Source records
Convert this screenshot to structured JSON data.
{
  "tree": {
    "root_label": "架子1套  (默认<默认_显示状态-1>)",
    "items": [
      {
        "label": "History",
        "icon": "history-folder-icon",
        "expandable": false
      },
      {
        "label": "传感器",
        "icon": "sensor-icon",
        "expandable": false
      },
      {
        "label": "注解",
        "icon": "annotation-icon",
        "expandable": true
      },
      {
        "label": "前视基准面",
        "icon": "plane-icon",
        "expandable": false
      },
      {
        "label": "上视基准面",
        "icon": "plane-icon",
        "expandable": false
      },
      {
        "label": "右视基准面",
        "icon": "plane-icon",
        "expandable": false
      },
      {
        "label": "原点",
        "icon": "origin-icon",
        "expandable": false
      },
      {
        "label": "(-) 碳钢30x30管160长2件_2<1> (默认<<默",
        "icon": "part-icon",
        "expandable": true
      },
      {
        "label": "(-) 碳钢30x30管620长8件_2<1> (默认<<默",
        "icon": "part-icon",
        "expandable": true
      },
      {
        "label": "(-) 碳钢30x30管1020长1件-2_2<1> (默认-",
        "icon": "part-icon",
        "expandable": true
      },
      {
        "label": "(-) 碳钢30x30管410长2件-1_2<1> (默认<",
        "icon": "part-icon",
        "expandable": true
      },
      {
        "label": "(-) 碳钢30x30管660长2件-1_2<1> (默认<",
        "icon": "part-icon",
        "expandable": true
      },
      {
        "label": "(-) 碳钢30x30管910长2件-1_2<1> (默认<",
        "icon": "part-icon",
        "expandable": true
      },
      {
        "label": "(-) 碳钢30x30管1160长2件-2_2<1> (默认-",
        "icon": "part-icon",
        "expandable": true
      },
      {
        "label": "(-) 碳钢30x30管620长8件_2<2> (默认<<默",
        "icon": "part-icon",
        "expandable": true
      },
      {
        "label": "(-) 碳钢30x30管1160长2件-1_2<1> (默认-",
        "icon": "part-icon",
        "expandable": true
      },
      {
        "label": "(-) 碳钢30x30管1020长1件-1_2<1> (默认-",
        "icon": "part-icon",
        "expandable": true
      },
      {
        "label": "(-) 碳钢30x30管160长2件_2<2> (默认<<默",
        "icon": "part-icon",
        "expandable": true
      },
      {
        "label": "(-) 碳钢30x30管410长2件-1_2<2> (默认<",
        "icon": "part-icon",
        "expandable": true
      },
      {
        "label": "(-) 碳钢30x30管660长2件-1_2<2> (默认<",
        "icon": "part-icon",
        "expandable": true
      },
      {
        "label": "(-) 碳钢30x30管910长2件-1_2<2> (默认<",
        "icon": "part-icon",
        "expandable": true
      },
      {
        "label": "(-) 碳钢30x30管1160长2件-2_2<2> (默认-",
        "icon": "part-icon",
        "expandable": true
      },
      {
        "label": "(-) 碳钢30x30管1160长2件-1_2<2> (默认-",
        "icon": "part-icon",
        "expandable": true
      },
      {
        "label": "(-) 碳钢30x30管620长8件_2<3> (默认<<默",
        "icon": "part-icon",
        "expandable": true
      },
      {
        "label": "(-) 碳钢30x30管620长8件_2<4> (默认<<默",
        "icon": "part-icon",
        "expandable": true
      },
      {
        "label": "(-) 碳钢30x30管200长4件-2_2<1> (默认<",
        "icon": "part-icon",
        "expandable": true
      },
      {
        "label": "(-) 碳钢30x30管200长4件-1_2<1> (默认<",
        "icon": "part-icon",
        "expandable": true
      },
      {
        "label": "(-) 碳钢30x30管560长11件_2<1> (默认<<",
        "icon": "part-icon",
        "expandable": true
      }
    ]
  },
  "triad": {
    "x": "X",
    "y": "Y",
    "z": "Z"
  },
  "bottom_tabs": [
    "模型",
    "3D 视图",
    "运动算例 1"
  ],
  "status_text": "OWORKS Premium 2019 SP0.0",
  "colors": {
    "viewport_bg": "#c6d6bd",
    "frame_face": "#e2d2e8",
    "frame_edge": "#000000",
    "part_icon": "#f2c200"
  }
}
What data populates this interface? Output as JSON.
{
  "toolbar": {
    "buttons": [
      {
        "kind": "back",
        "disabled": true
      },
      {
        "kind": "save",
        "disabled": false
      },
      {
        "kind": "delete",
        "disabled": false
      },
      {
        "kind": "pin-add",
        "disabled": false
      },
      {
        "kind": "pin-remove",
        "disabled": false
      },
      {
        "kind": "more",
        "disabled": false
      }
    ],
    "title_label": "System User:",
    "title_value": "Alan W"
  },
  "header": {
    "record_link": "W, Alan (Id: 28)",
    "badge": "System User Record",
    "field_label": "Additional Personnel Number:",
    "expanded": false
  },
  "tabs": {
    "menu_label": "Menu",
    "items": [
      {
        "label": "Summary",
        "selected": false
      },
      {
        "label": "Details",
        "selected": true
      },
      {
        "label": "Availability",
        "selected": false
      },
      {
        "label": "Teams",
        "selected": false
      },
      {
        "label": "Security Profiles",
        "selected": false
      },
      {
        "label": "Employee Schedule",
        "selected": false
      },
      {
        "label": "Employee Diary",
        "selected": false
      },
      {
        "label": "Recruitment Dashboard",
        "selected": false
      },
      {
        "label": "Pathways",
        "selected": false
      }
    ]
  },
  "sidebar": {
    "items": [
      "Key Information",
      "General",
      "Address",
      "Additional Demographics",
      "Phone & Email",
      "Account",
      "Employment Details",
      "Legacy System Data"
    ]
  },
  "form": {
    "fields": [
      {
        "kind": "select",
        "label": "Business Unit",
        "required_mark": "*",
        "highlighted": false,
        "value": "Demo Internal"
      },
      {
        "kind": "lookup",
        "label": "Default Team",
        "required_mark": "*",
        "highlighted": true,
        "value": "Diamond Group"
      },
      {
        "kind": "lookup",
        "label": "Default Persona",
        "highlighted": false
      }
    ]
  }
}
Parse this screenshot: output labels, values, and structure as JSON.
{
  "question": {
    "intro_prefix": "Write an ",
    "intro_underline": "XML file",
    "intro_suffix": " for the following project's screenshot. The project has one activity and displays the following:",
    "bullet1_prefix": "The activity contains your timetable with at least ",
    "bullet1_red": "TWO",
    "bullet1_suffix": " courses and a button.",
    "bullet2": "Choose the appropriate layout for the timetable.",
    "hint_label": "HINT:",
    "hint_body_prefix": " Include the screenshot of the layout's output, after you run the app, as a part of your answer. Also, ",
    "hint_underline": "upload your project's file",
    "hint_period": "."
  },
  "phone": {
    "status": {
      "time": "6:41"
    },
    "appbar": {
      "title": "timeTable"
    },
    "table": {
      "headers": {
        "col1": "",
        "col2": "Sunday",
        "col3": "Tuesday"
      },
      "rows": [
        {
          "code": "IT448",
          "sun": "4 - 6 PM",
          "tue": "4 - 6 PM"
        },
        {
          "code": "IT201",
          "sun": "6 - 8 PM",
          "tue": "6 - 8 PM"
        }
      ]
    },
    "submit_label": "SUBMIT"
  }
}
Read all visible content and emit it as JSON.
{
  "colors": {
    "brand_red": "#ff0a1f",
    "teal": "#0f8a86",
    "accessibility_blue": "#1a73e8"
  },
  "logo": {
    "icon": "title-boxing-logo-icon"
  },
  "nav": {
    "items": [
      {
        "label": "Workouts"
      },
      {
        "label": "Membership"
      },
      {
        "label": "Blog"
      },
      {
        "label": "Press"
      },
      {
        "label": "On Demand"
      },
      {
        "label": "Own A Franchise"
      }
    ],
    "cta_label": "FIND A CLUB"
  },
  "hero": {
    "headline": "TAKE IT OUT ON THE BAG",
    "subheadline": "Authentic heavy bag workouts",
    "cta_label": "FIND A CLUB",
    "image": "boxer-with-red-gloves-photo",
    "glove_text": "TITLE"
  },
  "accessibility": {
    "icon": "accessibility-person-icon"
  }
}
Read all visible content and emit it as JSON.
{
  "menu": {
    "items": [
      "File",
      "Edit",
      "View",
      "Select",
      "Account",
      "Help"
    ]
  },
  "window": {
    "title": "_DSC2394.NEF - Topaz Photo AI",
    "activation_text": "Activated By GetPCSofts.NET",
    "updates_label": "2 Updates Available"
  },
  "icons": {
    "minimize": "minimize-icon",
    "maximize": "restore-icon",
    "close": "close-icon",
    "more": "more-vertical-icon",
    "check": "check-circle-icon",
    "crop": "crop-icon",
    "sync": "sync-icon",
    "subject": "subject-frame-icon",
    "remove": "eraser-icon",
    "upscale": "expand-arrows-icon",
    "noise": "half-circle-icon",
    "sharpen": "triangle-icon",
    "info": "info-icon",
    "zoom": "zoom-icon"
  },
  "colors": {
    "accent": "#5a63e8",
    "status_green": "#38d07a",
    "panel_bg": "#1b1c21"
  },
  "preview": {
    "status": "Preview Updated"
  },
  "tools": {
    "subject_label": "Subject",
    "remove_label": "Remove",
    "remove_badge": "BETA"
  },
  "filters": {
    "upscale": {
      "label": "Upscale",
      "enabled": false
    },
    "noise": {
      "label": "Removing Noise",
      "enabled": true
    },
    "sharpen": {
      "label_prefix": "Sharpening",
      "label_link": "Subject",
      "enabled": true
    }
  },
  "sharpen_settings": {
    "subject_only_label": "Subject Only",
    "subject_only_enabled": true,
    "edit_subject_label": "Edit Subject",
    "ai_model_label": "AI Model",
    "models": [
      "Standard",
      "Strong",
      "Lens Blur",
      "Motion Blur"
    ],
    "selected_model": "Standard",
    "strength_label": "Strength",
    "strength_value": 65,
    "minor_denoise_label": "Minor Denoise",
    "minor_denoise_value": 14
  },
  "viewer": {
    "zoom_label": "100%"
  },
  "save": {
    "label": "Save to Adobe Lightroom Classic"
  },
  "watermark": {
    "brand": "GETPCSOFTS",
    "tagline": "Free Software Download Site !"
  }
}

• **WRITTEN TASK**:
Pull every line containing the word "this" out of the entries above.

• **COMPLETE RESPONSE**:
Convert this screenshot to structured JSON data.
What data populates this interface? Output as JSON.
Parse this screenshot: output labels, values, and structure as JSON.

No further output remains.